Problem →
Look through the records below, and copy out every line that holds the string "https".

[Data entries]
/---
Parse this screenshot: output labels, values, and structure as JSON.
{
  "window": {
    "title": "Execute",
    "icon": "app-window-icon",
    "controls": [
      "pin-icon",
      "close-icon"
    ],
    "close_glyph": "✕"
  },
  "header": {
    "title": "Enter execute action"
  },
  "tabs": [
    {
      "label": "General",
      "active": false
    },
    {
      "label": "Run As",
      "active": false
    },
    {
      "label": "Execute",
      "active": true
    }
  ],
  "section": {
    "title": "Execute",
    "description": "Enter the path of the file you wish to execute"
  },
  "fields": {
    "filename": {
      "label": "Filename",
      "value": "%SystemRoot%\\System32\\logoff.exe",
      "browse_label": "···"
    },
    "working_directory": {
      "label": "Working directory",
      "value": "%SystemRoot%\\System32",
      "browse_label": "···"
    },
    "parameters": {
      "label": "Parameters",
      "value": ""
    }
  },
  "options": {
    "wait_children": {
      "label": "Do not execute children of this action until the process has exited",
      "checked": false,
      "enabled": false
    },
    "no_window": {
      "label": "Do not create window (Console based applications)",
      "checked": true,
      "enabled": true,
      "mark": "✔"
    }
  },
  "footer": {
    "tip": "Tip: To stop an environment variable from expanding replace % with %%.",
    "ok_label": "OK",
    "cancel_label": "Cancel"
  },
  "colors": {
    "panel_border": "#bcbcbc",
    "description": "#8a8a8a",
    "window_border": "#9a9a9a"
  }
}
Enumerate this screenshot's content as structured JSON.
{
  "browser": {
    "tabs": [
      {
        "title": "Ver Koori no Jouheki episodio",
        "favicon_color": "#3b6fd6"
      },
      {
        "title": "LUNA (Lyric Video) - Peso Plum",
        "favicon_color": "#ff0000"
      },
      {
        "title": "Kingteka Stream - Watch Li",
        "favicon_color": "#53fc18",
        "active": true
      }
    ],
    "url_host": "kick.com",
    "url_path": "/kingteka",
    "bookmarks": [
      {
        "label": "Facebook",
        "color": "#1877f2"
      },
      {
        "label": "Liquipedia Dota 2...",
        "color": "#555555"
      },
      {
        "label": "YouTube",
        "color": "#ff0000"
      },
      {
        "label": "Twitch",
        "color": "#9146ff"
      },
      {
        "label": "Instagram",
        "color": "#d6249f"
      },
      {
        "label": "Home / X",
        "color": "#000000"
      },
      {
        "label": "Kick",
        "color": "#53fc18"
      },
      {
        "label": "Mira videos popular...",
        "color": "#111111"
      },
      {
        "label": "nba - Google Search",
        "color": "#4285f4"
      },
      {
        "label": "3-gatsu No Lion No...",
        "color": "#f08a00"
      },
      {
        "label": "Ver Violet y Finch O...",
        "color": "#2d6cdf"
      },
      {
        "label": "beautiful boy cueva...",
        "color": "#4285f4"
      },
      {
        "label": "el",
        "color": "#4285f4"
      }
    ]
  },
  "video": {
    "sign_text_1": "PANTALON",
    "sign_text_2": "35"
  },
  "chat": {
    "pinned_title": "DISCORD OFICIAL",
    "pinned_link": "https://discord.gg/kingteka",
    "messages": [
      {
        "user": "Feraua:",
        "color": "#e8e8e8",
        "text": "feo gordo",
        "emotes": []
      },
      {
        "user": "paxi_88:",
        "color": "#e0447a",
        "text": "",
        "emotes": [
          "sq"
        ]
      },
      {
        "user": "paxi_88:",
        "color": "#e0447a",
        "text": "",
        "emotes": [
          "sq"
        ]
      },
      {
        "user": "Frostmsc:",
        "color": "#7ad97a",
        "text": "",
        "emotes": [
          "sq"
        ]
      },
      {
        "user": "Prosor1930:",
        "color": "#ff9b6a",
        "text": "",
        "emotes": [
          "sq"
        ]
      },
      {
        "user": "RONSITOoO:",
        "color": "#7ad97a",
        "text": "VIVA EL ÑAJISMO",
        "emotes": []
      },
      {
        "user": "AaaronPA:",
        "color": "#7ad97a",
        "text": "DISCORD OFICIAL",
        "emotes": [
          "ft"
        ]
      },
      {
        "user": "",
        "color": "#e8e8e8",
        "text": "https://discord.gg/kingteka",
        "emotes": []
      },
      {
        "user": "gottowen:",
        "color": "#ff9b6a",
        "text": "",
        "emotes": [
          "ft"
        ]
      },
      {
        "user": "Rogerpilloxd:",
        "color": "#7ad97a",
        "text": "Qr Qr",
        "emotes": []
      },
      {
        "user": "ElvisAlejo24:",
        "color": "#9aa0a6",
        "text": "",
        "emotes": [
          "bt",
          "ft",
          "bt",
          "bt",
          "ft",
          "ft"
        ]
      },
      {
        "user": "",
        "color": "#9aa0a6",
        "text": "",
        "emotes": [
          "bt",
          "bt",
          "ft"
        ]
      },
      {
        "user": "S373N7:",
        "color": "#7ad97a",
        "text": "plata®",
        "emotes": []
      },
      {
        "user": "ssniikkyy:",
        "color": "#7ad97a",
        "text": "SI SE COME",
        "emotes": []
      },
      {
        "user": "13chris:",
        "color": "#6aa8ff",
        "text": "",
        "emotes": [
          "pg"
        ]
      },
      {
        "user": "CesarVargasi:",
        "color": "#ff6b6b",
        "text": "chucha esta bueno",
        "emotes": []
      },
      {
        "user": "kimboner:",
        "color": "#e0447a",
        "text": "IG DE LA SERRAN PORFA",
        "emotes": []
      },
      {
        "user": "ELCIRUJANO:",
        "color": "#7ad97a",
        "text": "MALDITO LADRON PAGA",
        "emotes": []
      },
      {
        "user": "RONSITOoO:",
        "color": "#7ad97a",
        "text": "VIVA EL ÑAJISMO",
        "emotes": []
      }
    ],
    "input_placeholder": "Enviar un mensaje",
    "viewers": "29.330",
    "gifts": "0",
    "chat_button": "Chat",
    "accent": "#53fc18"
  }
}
\---
Complete output →
    "pinned_link": "https://discord.gg/kingteka",
        "text": "https://discord.gg/kingteka",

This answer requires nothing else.